#### [Set task]
Identify, in the records below, every line where the string "coſtei" appears, and copy each such line.

== Entries ==

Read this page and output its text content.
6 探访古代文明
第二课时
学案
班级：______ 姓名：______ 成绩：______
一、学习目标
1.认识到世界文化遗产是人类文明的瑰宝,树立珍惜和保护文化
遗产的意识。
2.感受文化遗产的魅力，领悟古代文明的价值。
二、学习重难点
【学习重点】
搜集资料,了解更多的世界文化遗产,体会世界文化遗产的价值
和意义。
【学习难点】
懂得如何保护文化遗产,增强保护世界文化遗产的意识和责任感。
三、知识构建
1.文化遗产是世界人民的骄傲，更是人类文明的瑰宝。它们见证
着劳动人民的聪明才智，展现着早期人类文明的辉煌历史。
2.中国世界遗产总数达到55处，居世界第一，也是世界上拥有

===
== Entries ==

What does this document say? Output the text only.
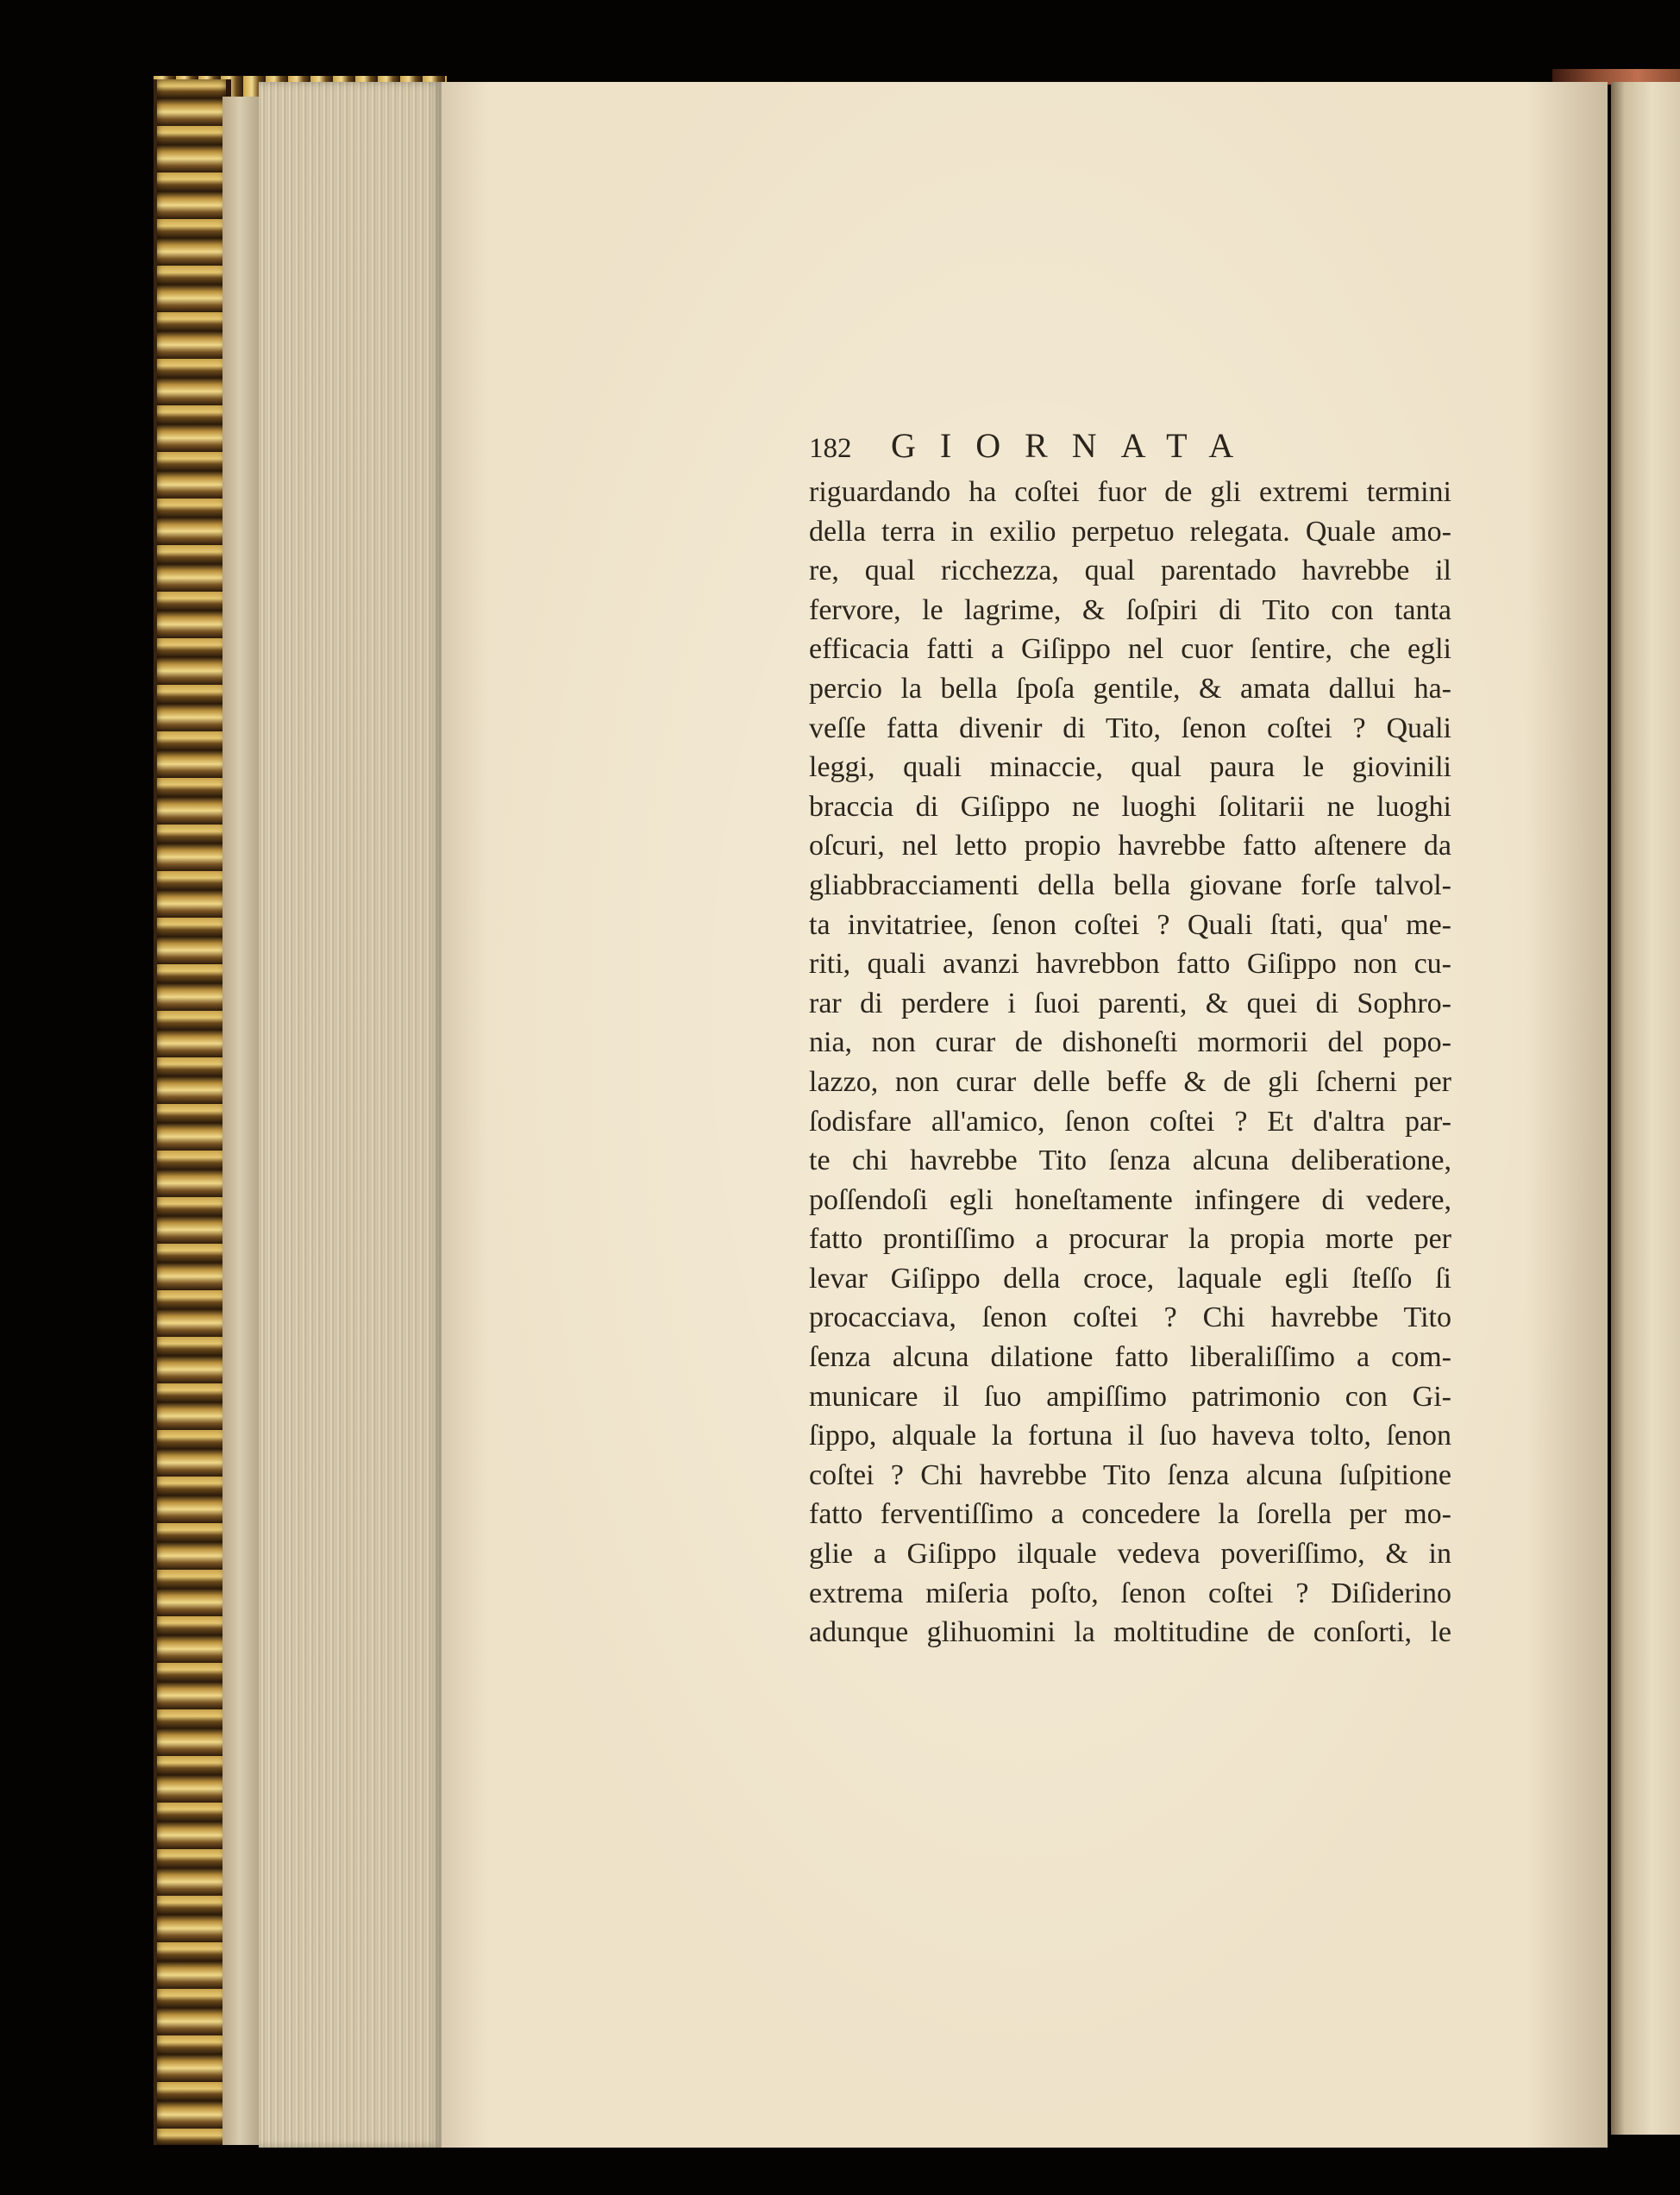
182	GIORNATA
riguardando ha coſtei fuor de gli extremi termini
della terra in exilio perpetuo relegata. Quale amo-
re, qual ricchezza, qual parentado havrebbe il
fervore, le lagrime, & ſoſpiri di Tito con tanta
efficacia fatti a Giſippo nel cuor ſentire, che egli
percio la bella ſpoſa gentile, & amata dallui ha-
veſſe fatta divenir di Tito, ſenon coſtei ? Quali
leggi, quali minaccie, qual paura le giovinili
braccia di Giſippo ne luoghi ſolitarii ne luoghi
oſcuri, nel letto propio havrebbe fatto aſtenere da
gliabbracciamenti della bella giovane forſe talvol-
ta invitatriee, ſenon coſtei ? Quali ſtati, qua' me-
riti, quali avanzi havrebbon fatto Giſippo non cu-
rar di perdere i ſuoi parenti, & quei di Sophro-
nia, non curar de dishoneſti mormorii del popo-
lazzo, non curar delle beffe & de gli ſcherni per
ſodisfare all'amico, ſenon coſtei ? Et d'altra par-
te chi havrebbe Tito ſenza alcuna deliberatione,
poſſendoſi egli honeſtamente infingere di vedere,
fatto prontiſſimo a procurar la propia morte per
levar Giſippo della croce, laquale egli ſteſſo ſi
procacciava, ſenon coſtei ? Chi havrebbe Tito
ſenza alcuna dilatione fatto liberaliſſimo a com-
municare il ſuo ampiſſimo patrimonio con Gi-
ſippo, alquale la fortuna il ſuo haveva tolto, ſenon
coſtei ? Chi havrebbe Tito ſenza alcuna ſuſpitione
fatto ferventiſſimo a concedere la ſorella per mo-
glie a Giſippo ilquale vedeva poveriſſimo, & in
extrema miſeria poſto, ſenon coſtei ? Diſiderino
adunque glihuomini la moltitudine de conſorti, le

===

#### [Problem solution]
riguardando ha coſtei fuor de gli extremi termini
veſſe fatta divenir di Tito, ſenon coſtei ? Quali
ta invitatriee, ſenon coſtei ? Quali ſtati, qua' me-
ſodisfare all'amico, ſenon coſtei ? Et d'altra par-
procacciava, ſenon coſtei ? Chi havrebbe Tito
coſtei ? Chi havrebbe Tito ſenza alcuna ſuſpitione
extrema miſeria poſto, ſenon coſtei ? Diſiderino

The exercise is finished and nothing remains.